Stated exercise: Collect all lines from the records below that include the word "total".
___ Listed records ___
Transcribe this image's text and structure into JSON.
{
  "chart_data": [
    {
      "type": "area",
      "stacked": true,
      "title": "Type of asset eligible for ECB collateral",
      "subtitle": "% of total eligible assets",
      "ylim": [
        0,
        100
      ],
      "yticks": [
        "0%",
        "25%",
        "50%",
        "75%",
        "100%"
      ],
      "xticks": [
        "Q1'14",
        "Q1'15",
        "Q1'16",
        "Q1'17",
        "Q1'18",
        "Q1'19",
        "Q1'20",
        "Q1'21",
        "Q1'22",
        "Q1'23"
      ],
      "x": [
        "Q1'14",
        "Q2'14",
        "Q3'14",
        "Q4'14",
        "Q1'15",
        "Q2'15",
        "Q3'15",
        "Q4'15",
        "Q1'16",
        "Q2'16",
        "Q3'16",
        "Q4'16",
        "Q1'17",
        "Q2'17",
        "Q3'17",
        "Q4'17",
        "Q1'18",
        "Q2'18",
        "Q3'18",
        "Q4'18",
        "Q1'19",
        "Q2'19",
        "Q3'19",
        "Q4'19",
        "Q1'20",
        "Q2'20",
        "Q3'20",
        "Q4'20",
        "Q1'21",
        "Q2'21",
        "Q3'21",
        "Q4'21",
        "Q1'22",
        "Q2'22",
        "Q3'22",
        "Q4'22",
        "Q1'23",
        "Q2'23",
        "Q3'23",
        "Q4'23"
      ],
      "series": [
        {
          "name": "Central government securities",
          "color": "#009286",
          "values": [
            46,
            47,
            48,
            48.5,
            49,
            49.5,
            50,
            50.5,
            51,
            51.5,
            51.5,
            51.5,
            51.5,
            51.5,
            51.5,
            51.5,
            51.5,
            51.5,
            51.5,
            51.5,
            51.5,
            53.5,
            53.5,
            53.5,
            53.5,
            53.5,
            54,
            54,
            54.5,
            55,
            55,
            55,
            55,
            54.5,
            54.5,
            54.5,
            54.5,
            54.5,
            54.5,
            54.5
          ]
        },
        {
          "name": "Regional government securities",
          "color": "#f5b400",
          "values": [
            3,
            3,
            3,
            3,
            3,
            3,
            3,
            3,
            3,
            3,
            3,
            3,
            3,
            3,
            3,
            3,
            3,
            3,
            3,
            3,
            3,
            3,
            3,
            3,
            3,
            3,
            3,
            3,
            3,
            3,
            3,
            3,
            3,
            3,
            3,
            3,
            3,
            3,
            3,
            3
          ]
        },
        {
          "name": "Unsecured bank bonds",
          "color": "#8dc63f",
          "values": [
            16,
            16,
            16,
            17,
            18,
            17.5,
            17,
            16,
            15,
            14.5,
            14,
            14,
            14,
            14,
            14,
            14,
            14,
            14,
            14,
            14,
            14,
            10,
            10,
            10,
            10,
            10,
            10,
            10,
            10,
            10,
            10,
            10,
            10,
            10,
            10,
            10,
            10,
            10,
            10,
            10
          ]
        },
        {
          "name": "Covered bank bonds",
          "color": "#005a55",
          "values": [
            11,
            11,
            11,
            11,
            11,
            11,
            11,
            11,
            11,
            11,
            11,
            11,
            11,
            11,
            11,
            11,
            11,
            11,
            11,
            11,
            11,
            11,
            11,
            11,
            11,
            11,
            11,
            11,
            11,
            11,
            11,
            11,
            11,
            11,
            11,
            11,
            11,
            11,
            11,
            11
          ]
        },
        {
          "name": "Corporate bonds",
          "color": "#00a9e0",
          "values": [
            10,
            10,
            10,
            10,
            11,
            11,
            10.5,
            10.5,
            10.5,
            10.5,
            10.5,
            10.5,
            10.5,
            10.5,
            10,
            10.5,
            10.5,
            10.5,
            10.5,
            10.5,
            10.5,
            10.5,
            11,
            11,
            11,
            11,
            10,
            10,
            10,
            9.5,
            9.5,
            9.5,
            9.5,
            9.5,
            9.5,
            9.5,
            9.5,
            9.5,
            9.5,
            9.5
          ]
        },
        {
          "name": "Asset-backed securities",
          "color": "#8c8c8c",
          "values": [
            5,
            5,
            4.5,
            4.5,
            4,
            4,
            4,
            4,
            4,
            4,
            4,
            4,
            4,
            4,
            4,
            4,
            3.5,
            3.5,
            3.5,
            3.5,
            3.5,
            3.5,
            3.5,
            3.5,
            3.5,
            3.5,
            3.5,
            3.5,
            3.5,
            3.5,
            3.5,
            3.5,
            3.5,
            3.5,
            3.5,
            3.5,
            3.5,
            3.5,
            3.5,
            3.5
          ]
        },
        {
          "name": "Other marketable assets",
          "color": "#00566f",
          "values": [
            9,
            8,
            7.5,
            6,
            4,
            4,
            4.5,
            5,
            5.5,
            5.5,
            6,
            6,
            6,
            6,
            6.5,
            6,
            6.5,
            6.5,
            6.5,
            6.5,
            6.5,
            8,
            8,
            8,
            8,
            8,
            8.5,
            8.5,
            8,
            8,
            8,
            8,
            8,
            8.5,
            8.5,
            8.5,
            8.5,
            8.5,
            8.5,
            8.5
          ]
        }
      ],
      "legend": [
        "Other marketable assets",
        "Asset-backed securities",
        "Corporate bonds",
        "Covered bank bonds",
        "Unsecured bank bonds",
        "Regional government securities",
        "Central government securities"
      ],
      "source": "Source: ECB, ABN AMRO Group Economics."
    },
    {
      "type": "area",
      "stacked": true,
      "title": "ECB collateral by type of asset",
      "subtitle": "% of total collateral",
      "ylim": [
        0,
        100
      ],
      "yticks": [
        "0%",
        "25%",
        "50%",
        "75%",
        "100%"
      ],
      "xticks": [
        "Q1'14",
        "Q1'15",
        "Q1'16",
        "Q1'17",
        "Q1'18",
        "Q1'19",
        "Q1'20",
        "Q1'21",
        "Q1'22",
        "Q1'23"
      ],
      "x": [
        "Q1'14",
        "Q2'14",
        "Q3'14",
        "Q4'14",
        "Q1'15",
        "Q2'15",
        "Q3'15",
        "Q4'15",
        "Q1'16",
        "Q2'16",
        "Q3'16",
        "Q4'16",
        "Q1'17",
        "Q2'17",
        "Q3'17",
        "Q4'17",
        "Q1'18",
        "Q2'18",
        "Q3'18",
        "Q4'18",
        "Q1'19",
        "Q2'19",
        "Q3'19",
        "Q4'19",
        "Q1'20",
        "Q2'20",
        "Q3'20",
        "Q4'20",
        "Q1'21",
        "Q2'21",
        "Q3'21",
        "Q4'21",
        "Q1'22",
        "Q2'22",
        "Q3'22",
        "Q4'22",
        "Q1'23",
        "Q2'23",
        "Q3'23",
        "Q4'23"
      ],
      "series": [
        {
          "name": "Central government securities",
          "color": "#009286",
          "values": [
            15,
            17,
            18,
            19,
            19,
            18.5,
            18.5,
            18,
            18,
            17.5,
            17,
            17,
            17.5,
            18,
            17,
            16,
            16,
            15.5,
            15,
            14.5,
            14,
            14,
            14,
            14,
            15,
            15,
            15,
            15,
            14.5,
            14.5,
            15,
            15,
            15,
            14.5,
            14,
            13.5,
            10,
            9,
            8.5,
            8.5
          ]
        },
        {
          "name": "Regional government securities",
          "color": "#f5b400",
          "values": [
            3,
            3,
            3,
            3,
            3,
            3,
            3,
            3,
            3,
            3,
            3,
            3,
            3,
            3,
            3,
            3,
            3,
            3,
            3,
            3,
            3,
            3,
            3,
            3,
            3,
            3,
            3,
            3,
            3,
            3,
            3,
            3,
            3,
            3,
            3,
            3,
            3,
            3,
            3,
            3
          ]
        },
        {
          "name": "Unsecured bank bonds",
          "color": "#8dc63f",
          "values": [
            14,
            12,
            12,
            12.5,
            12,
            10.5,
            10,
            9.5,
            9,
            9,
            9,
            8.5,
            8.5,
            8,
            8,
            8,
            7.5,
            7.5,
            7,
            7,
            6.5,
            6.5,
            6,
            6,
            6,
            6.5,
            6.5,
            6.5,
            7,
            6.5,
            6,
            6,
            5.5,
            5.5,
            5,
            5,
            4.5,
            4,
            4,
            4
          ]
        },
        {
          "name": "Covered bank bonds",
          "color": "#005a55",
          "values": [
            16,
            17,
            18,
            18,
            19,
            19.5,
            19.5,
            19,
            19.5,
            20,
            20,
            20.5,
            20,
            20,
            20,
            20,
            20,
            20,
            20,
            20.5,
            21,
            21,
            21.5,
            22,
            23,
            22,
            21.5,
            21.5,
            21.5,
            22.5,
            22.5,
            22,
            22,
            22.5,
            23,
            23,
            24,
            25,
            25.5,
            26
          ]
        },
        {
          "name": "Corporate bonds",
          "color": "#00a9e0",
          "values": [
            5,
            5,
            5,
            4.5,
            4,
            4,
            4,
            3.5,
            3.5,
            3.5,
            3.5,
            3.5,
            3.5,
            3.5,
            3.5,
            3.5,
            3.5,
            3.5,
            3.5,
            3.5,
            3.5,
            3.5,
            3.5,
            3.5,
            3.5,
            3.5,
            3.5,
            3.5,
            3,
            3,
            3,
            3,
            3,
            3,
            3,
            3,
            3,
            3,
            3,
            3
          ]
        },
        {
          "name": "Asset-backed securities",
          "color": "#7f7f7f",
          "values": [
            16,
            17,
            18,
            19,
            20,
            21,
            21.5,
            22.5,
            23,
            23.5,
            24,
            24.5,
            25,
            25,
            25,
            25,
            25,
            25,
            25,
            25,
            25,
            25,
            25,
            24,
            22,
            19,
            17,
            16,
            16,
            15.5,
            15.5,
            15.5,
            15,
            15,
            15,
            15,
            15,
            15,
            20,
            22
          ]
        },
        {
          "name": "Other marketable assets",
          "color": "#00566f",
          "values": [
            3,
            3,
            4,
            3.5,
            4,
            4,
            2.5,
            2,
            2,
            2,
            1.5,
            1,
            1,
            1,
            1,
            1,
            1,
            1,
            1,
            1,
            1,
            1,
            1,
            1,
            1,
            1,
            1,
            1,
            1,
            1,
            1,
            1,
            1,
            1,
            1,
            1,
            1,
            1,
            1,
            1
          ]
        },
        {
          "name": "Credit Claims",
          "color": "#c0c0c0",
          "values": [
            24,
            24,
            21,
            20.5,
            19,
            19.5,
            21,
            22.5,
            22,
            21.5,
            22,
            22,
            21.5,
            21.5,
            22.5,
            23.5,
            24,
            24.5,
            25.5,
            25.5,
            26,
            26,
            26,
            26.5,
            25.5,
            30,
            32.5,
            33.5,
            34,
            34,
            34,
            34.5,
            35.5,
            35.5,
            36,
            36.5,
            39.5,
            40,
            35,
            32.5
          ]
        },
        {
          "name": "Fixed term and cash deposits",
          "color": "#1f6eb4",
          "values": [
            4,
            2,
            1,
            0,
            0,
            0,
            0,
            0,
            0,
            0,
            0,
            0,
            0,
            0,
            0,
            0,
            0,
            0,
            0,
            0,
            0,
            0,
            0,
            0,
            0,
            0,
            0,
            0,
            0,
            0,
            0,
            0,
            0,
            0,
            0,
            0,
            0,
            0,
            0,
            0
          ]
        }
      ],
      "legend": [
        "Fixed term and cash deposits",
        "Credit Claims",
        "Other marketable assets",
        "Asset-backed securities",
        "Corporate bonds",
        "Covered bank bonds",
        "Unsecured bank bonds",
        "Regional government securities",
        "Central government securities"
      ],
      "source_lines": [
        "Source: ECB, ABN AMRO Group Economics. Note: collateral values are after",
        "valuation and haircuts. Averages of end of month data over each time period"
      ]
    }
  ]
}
___
Solution to the problem:
      "subtitle": "% of total eligible assets",
      "subtitle": "% of total collateral",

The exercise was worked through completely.